▸ **SELECTED TEXT**:
I was talking to a partner and customer last week at a VMUG. They were running a two node (direct connect) vSAN configuration and had some issues during maintenance which were, to them, not easy to explain. What they did is they placed the host which was in the “preferred fault domain” in to maintenance mode. After they placed that host in to maintenance mode the link between the two hosts for whatever reason failed. After they rebooted the host in the preferred host it connected back to the witness but at this point in time the connection between the hosts had not returned yet. This confused vSAN and that resulted in the scenario where the VMs in the secondary fault domain were powered off. As you can imagine an undesired effect.
This issue is solved in the near future in a new version of vSAN, but for those who need to do maintenance on a two-node (direct connect) configuration (or a full site maintenance in a stretched environment) I would highly recommend the following simple procedure. This will need to be done when doing maintenance on the host which is in the “preferred fault domain”:
- Change the preferred fault domain
- Under vSAN, click Fault Domains and Stretched Cluster.
- Select the secondary fault domain and click the Mark Fault Domain as preferred for Stretched Cluster icon
- Place the host in to maintenance mode
- Do you maintenance
Fairly straight forward, but important to remember…
Thanks for this useful information, I have deployed 19 vsan cluster with 2 node direct connect. I never had this issue while doing maintenance but I was worried after knowing about this issue. I will do this change during host patching/Maintenance just to avoid any unseen issues.
Arvin K says
Thanks for the info. unfortunately i was late to found this article, and all VMs down without any single warning. DISASTER ;(
Claudio R says
Thank you for the info, can I have more information on afflicted versions?
Does the problem is solved in the version 6.5.0 10175896 (October Patch) ?
We had a similar problem that maybe you can help us with.
2 Node DC 10GB vSAN… 1GB for LAN/Witness (WTS implemented)
All 3 hosts on the same L2
If we put 1 data host in maintenance mode and reboot it… everything is good (the VMs keep running on 2nd node)
If we put same host in maintenance mode and disconnect LAN (10G DC stays up) the VMs are shutdown on the 2nd node…
HA is on but Host isolation is turned off…
Do you know why?
VMware support have been looking at it for a week and can’t figure it out 🙁
I have narrowed down the issue
If you put a host on a 2node VSAN cluster in maintenance mode and disconnect the vmnic that the witness traffic (with WTS implemented) is using… it terminates the VMs on the other node!
Regardless of your fault domain settings (I tried preferred and secondary – no difference)
This is only if you have HA turned on and the host is in maintenance mode
If you disconnect the witness traffic vmnics when the host isn’t in maintenance mode… nothing happens
VMware have acknowledged this as a bug and have escalated it to engineering
Set VSAN.AutoTerminateGhostVm to 1
I think that will solve the problem.
1 is default… Do you mean set it to 0?
Yes that works but isn’t that setting for when the host is isolated from the network?

▸ **GIVEN INFORMATION**:
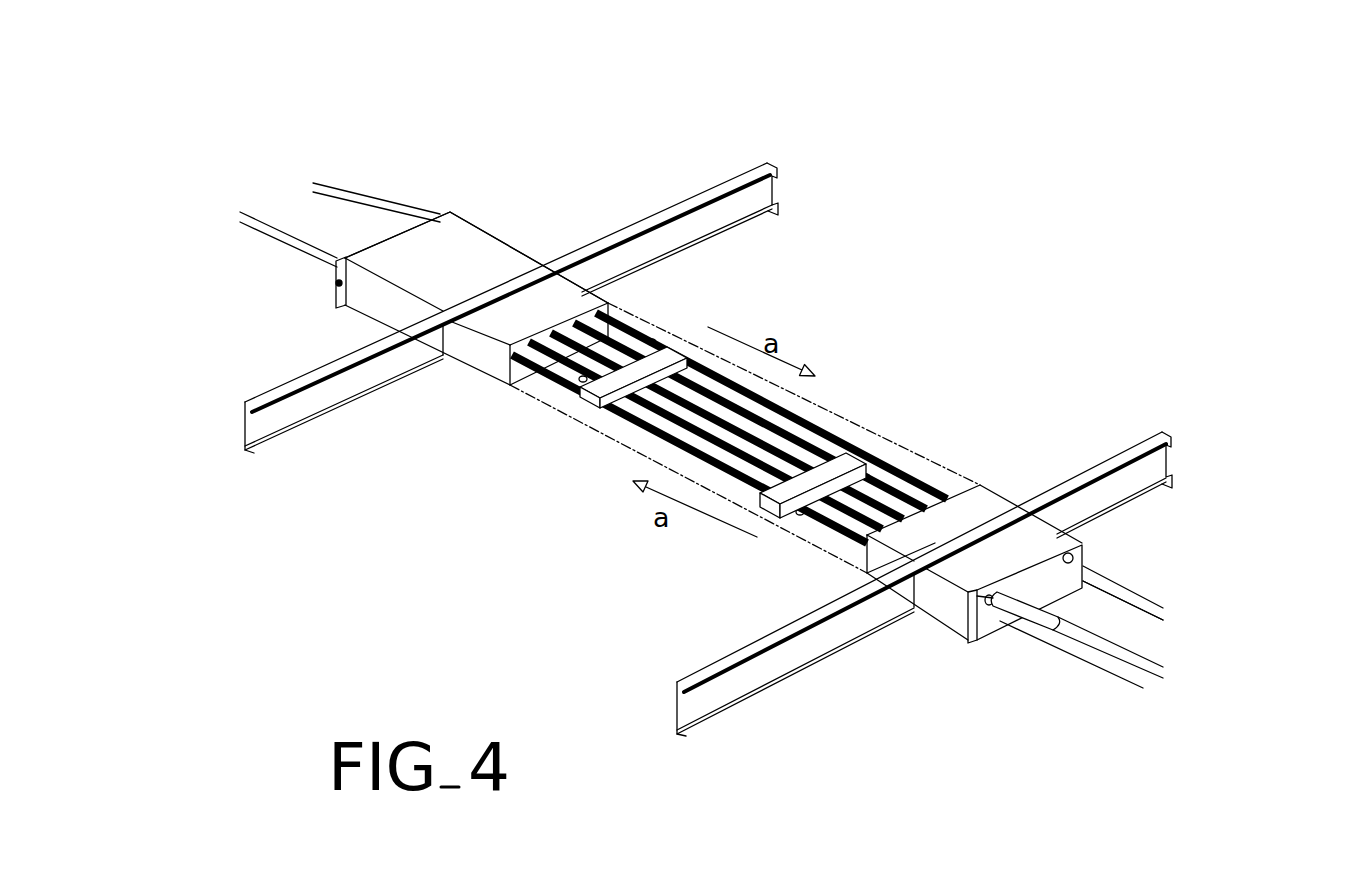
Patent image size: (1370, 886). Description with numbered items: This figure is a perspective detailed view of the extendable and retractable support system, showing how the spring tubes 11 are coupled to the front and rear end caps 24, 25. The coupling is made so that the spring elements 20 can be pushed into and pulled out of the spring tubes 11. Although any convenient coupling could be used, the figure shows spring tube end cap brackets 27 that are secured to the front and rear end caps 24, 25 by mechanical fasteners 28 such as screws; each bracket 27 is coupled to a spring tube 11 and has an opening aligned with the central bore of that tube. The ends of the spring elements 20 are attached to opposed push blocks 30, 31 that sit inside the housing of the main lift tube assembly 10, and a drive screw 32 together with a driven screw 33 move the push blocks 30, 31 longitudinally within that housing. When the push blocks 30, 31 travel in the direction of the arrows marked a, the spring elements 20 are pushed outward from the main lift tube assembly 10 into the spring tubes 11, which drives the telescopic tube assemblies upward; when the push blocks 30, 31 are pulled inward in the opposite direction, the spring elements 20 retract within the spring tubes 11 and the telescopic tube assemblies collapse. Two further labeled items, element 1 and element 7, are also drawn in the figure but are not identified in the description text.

The cable guide assembly 1 is at (1105, 588).
The rail 7 is at (747, 200).
The main lift tube assembly 10 is at (420, 278).
The spring tube 11 is at (342, 190).
The spring element 20 is at (618, 348).
The front end cap 24 is at (450, 212).
The rear end cap 25 is at (1078, 538).
The spring tube end cap bracket 27 is at (335, 288).
The mechanical fastener 28 is at (337, 283).
The push block 30 is at (588, 397).
The push block 31 is at (778, 507).
The drive screw 32 is at (565, 374).
The driven screw 33 is at (884, 494).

▸ **TASK INSTRUCTIONS**:
- a) Reproduce the vSAN maintenance thread word for word from "Regardless of your" to "set it to 0?".
- b) For each statement about the vSAN maintenance thread, answer yes or no according to whether it agrees with the thread, and quote the deciding words exactly: (i) The customer was running a two node direct connect vSAN configuration. (ii) The commenter who deployed 19 vSAN clusters had this issue during maintenance. (iii) VMware acknowledged the witness traffic problem as a bug.
The rows have no connection to the vSAN maintenance thread.

▸ **ANSWERS TO THE PROBLEMS**:
- a)
Regardless of your fault domain settings (I tried preferred and secondary – no difference)
This is only if you have HA turned on and the host is in maintenance mode
If you disconnect the witness traffic vmnics when the host isn’t in maintenance mode… nothing happens
VMware have acknowledged this as a bug and have escalated it to engineering
Set VSAN.AutoTerminateGhostVm to 1
I think that will solve the problem.
1 is default… Do you mean set it to 0?

- b)
(i) Yes: "They were running a two node (direct connect) vSAN configuration"
(ii) No: "I never had this issue while doing maintenance"
(iii) Yes: "VMware have acknowledged this as a bug and have escalated it to engineering"